- **Source document**
((

And all the people who keep coming back, knowing it will never actually improve, are ultimately deluding themselves in some kind of way, and are too addicted to want to stop, or too immature or stupid to realize that dedicating a ton of time and energy to something that on net lets you down or harms you is not a healthy way to live.
Try telling that to a Warthunder player, or League of Legends, or anything like that.
They know the games are ruining their lives but uh sunken cost fallacy.
Its always amazed me that people can become addicted to an actual negative experience that has many negative side effects… but half (more?) The games industry is built on that these days.
They’re addicted to the high of winning, which happens at random intervals. That’s the core of gambling addiction and MOBA addiction. They will win again… eventually. So they keep playing even though losing sucks.
“Over here [in Heroic] it’s free-to-play friendly, by a considerable margin,” niru begins, talking over a graphic showing the player distribution between the world types, with Heroic leading in global MapleStory by some margin. “Pay-to-win is accepted here [in Interactive World], but the free-to-play experience is awful and that’s what needs to be improved right now.”
(Edit: it’s not made clear in that quote so I’ll just mention it here, they play in an Interactive world)
I get addiction is real and it’s not easy to quit for some people. What I don’t get is that the game apparently has a different world type that is just better and he’s actively choosing not to play it instead. That’s like picking to play P2W poker where you can buy better hands and then complaining that it’s not fun when you could just go play real poker at the next table instead. At some point I just lose a lot of my sympathy for them.
gamers will use what little voice they have to place the spotlight on a shit game and giving it an award, getting people to buy that game. Holy shit this is stupid
I’d rather see “gamers” vote for actual good and fitting games for these awards, starving shit games from any attention and money.
Red Dead is a work of art. It’s just shameful that Rockstar has neglected it.
Starfield is such a piece of shit, it actually gets me upset thinking about how bad of an experience it was. I finished it just so I would know how it turns over and I’m still angry about it. Thankfully I waited until it was less than $50
Yeah I hear that. At one point I was thinking why didn’t they turn the ai generator on the random shit instead of the world. Like there’s all these worlds and only one package type for everything? The immersion could have been amazing if there was 50 different packages of Chunks or whatever.

))

- **Questions**
a – In the gaming discussion, which game does one commenter call a work of art?
b – Give a continuation of the gaming discussion, picking up after its final comment.

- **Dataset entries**
((

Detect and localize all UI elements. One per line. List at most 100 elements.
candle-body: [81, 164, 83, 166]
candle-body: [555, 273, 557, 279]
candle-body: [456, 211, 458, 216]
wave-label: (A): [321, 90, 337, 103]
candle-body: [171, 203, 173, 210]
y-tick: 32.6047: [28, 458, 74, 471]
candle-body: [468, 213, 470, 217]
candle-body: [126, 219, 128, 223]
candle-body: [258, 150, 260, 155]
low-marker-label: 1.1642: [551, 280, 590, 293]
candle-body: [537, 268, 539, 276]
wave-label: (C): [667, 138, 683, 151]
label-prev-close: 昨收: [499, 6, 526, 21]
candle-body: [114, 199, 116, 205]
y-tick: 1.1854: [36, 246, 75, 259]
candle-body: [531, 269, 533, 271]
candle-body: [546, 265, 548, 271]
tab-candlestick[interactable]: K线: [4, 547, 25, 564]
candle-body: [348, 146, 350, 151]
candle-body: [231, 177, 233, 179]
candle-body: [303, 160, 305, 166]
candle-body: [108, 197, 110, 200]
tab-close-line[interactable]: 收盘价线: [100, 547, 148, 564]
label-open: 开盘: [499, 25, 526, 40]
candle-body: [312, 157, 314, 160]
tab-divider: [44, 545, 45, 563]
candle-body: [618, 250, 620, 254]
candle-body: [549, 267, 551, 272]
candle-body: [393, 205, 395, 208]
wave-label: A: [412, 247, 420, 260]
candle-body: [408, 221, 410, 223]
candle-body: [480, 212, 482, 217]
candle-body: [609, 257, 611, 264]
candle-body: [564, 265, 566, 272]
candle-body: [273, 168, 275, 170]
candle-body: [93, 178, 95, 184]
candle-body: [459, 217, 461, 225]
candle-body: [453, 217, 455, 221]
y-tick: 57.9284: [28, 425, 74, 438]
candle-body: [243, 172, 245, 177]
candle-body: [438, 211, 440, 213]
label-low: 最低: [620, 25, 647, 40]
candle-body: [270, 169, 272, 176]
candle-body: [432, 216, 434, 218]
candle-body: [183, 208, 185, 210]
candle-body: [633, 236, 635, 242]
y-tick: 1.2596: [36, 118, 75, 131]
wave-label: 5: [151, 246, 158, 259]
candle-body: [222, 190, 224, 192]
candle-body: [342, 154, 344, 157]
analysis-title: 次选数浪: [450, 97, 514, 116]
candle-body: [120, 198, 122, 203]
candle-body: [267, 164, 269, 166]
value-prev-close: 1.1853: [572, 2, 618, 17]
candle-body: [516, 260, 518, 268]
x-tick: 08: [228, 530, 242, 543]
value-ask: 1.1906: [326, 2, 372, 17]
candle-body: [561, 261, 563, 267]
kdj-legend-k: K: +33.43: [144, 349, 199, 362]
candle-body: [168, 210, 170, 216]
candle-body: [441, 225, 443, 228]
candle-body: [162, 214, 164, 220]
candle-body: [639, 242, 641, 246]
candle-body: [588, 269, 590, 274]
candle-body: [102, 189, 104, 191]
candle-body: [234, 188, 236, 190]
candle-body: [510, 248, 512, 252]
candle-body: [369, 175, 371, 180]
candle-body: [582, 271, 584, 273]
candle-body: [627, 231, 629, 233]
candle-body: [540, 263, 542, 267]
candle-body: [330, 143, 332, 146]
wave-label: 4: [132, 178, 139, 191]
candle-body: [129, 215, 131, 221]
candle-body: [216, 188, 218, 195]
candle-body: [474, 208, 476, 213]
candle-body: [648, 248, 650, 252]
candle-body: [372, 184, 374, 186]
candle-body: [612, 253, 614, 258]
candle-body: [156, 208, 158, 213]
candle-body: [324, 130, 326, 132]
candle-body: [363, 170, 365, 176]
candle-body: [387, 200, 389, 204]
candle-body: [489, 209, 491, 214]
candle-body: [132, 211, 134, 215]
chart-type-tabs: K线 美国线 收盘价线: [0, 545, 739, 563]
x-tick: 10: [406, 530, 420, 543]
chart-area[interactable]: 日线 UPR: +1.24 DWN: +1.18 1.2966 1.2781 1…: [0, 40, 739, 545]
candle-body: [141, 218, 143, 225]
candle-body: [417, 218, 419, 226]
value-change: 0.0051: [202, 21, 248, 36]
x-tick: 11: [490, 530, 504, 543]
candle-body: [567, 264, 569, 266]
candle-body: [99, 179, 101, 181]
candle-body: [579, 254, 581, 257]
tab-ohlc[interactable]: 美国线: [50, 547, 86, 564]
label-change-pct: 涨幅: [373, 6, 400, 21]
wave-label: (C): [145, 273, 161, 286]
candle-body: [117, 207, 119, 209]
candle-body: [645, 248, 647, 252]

))

- **Answers**
a – Red Dead.

b –
If I paid for starfield I would have felt annoyed about it. Played it on game pass so probably spent half price or less on the subscription time. It was fine, but not full price fine.
If Labor of Love had to go to a huge project, it should have gone to CyberPunk 2077. The devs had it at least as bad, if not worse, and oh they actually massively significantly improved the game.
It doesn’t need to go to a huge project, it needs to go to a project that was supported for a long time by dedicated devs who like working on the game and put in their all into it etc. Red dead was literally all crunch, devs hated working on it, and it stopped immediately after release.
Still laughing at anyone who watched Fallout 76 happen then willingly purchased a Bethesda game before two weeks after release to allow for some actual reviews to happen and the hype train to lessen.
I fully believe that particular occurrence was just people blindly voting for the games they recognized. Tbh, I’d be more disappointed if it was a coordinated effort. Highlighting a smaller game that is is great would be exponentially more effective and beneficial than using the awards to complain about a game you don’t enjoy playing. The studios aren’t going to notice, and neither will most people (like me), so it’s really just wasted effort.
Nah dude. Both cases are incredibly famous for what they were voted for. It was countless people shitposting. There were other, better recognizable games in there. Like Red Dead 2 is from 6 years ago.